> _Dataset content_:
=====
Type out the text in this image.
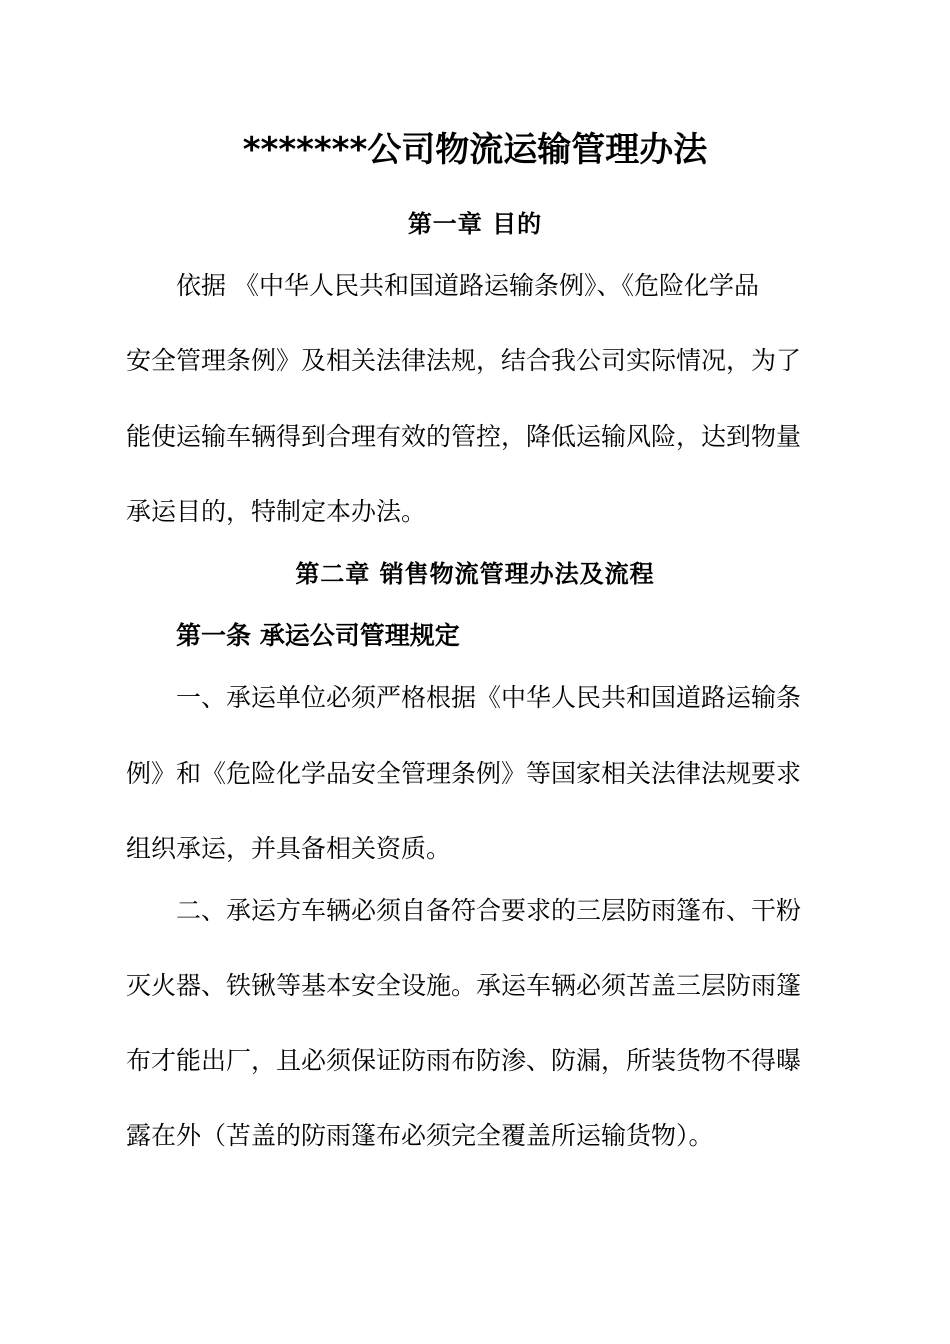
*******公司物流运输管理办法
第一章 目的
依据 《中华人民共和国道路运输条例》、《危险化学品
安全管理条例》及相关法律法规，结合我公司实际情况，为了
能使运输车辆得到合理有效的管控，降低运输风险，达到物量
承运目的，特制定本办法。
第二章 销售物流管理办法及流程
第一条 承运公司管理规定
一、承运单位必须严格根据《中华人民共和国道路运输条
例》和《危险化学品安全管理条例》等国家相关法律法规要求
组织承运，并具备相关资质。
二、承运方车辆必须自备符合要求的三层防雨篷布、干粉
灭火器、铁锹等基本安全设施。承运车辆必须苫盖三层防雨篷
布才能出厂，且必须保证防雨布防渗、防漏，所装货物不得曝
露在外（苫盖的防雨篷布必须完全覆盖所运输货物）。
=====
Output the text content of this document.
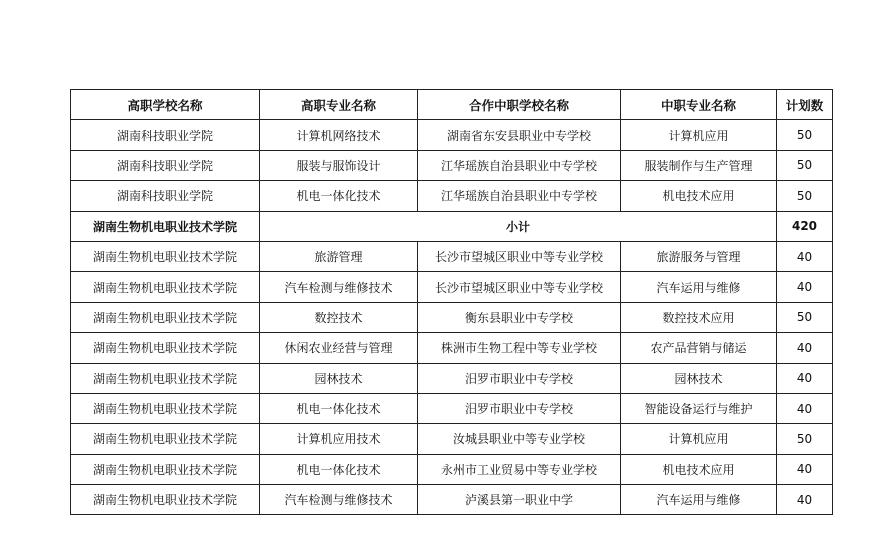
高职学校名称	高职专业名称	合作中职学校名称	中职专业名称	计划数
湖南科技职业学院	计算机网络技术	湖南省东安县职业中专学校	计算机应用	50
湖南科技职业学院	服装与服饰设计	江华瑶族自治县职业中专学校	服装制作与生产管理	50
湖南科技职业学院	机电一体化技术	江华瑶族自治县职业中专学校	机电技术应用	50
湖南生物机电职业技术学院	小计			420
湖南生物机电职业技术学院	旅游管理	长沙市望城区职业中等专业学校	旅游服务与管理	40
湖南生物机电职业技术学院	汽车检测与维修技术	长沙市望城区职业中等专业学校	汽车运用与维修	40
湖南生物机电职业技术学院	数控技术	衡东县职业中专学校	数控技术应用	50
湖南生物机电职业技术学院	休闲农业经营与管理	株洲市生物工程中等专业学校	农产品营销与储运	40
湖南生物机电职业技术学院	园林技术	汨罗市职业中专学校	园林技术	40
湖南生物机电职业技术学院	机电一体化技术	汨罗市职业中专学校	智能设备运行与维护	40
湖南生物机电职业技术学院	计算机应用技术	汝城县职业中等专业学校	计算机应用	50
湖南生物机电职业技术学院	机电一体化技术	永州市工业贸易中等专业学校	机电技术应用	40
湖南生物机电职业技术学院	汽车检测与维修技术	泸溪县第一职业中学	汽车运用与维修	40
=====
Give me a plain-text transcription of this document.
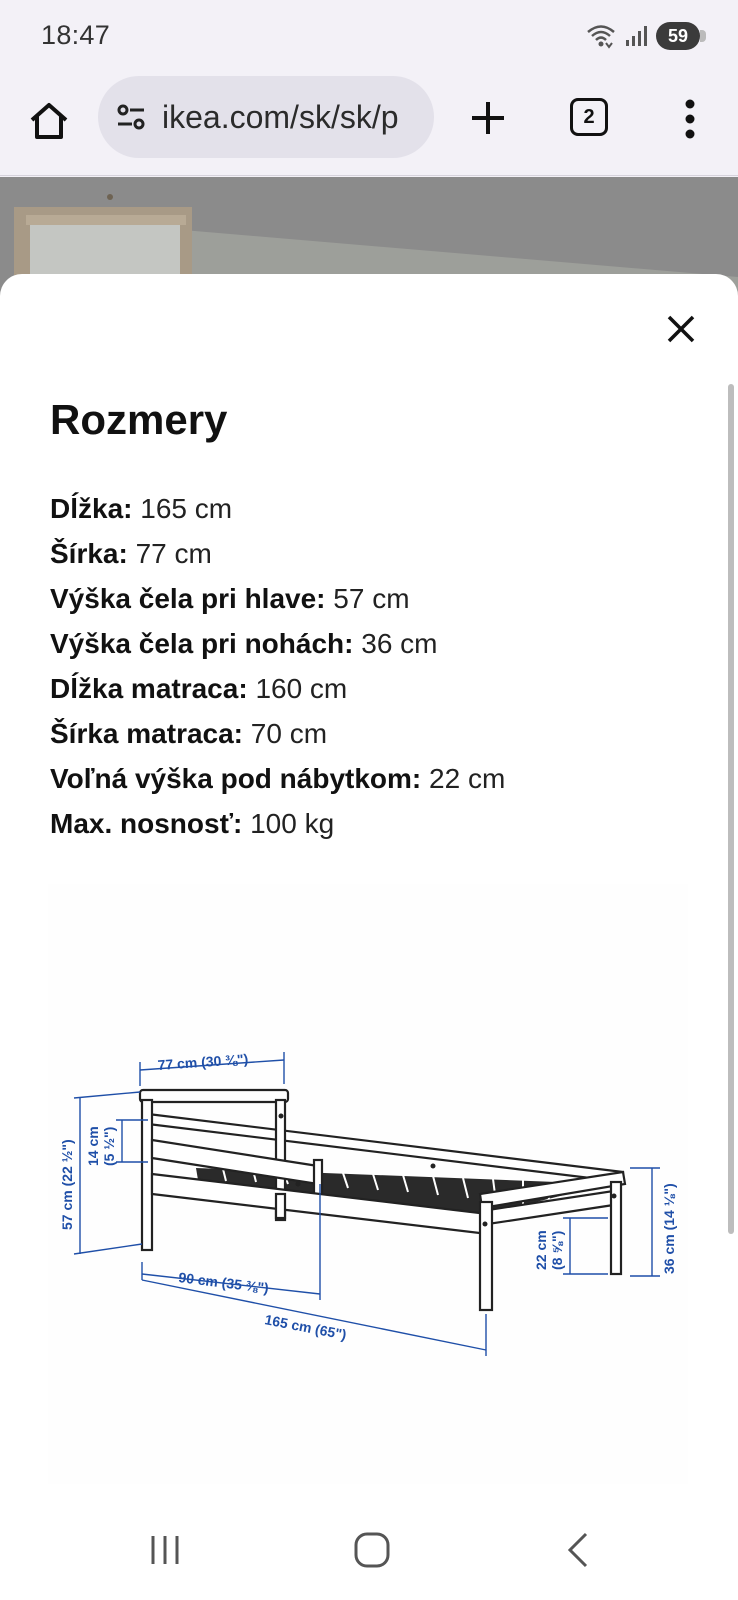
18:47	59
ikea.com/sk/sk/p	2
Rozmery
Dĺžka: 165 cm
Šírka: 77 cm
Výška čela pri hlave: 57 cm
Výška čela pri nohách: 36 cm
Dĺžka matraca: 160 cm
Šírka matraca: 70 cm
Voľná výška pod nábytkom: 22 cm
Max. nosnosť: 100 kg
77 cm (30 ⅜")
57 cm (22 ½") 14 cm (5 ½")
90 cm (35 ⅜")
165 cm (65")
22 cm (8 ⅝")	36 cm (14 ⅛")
=====
> _What needs to be done_:
Scan the material above for the string "湖南科技职业学院" and report each line where you find it.

> _Solution for this problem_:
湖南科技职业学院	计算机网络技术	湖南省东安县职业中专学校	计算机应用	50
湖南科技职业学院	服装与服饰设计	江华瑶族自治县职业中专学校	服装制作与生产管理	50
湖南科技职业学院	机电一体化技术	江华瑶族自治县职业中专学校	机电技术应用	50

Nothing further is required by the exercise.